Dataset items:
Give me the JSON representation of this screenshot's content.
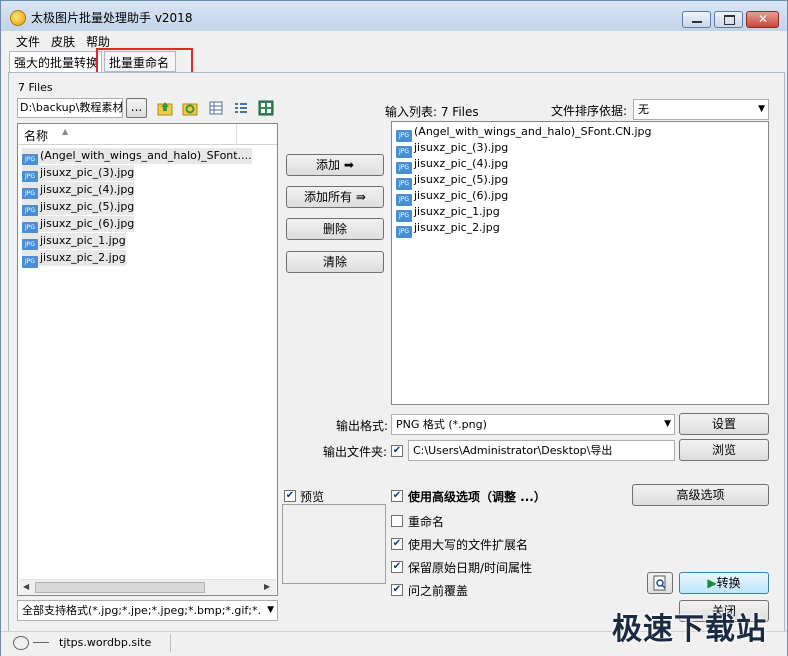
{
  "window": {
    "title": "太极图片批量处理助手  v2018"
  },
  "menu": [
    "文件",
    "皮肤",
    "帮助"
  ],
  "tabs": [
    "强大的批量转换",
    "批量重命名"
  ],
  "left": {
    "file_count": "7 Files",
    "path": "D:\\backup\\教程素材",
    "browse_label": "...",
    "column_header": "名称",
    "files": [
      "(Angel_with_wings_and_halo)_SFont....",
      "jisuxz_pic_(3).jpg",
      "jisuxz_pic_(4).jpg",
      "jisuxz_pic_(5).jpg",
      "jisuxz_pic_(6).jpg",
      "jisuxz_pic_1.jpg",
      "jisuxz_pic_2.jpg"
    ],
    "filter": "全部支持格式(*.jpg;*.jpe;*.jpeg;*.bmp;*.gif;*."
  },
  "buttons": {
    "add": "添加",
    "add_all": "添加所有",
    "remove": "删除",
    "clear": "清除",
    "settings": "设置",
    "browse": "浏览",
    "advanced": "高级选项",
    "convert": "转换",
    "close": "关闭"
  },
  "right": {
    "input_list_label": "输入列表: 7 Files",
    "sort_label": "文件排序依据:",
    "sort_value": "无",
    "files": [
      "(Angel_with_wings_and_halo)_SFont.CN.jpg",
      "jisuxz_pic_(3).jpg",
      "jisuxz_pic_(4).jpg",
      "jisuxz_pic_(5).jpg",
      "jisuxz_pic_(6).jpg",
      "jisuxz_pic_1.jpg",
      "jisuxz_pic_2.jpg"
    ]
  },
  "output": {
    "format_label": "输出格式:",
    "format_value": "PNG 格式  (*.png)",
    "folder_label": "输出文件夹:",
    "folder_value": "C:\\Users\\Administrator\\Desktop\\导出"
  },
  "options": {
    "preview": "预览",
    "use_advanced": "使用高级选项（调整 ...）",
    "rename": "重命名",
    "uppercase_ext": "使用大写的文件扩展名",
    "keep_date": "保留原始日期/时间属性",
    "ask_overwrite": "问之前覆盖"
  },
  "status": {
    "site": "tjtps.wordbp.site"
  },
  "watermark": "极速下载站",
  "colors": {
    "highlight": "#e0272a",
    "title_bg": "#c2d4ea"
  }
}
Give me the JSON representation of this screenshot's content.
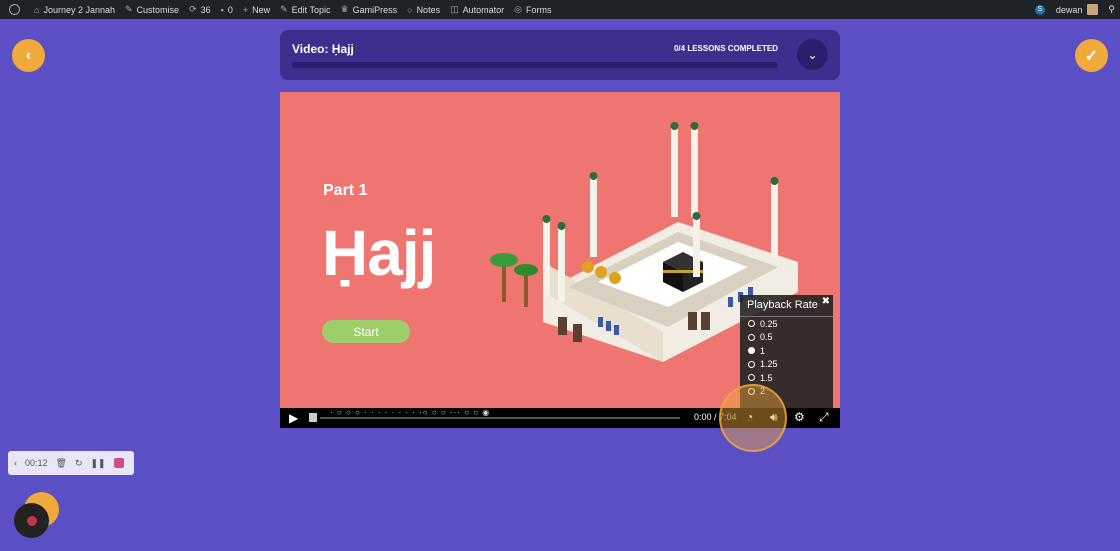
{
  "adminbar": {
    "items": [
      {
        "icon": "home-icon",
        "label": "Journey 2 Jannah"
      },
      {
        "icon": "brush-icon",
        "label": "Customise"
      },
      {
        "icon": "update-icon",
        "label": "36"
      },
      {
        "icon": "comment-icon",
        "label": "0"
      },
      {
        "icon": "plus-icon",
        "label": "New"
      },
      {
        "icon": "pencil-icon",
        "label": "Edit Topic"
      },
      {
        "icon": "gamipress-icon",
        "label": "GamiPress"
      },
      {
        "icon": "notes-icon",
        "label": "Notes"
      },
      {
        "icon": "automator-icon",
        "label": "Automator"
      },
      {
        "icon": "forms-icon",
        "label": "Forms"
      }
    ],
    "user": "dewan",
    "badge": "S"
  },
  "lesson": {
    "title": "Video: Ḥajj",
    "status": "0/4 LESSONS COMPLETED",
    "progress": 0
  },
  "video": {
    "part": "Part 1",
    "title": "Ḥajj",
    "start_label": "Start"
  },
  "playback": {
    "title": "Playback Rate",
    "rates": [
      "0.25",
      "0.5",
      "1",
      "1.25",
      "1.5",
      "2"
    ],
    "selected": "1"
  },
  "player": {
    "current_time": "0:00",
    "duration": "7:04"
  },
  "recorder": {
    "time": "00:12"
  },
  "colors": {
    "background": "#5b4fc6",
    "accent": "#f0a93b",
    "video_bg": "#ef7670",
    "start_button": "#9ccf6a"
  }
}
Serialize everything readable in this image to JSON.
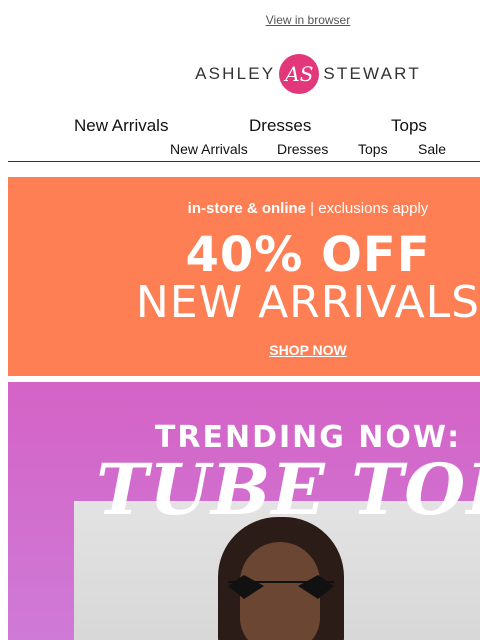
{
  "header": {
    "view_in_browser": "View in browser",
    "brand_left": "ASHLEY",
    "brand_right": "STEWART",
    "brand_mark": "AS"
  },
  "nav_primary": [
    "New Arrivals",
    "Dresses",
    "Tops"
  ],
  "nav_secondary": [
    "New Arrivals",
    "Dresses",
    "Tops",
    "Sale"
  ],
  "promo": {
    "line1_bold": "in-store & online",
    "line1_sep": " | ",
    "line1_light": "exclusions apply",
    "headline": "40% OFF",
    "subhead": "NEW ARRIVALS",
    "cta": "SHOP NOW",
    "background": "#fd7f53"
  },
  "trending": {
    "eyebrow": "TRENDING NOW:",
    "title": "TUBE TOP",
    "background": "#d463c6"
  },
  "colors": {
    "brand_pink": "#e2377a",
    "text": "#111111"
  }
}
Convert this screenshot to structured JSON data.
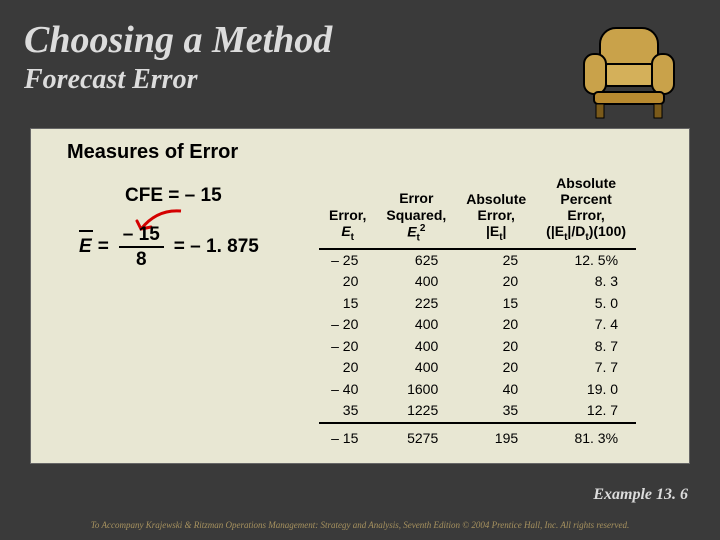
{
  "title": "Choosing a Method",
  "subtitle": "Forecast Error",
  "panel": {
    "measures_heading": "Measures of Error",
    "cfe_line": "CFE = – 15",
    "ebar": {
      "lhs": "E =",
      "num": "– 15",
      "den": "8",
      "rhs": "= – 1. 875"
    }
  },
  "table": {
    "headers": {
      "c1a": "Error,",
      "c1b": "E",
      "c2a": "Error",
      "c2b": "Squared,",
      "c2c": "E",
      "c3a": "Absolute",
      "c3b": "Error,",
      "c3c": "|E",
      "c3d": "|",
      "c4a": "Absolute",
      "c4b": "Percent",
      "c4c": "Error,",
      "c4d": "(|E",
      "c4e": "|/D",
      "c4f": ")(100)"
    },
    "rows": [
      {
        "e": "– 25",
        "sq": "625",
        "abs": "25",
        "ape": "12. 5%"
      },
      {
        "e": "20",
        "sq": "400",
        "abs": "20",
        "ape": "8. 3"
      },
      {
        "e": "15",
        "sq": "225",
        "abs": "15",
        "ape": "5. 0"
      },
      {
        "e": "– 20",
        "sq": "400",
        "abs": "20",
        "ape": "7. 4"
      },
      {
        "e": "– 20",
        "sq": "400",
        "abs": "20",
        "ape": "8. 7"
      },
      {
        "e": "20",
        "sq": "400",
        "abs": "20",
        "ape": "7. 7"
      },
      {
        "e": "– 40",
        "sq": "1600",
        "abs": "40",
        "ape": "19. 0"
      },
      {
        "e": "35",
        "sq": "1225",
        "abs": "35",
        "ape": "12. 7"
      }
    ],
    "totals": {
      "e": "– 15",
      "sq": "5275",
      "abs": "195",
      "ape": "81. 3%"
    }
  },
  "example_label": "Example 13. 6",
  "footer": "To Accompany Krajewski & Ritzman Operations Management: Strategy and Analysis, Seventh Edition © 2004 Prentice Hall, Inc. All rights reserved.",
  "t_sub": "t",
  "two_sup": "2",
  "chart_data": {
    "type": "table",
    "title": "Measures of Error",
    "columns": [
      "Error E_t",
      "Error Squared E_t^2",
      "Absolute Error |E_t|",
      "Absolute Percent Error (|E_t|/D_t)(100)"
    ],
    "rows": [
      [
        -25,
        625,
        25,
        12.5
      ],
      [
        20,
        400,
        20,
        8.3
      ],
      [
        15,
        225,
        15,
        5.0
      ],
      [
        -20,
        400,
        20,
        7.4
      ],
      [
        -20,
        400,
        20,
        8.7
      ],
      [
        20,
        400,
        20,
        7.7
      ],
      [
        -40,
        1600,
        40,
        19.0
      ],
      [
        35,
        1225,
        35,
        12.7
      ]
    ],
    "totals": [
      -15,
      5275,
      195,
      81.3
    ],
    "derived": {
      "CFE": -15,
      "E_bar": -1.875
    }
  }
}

---

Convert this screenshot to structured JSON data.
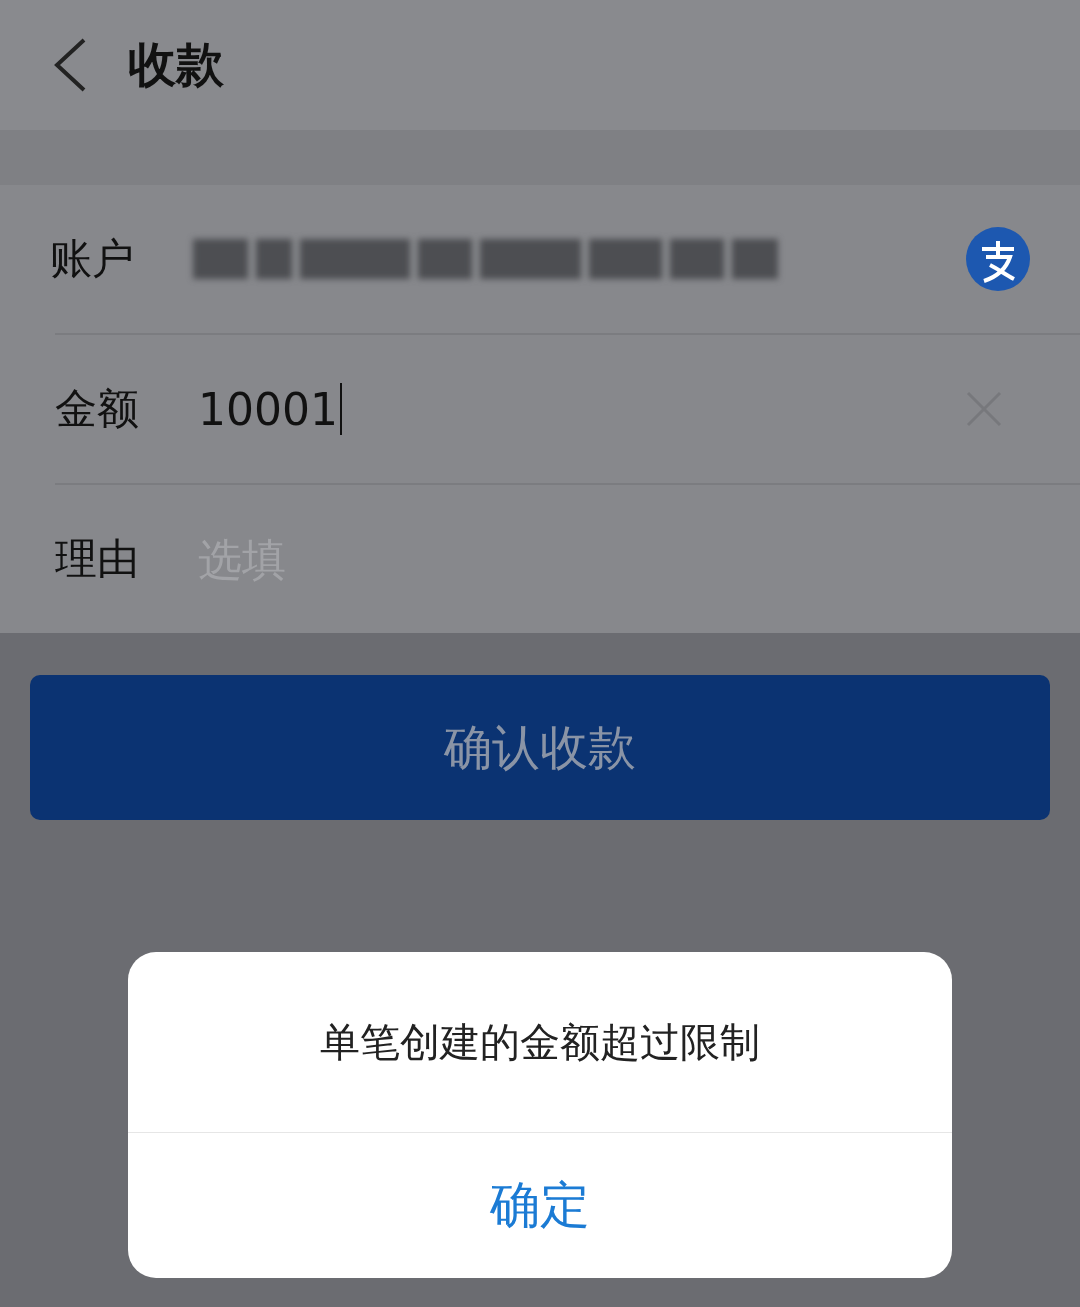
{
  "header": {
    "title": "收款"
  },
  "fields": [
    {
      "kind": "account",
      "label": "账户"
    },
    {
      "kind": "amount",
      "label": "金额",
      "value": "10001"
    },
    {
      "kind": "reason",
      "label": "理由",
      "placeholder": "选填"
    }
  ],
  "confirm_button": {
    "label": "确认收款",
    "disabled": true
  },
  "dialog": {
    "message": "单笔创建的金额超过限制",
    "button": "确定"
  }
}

### Task details
Copy out every line in the listing where the word "Percent" appears.

### Answer to the problem
      "c4b": "Percent",
      "Absolute Percent Error (|E_t|/D_t)(100)"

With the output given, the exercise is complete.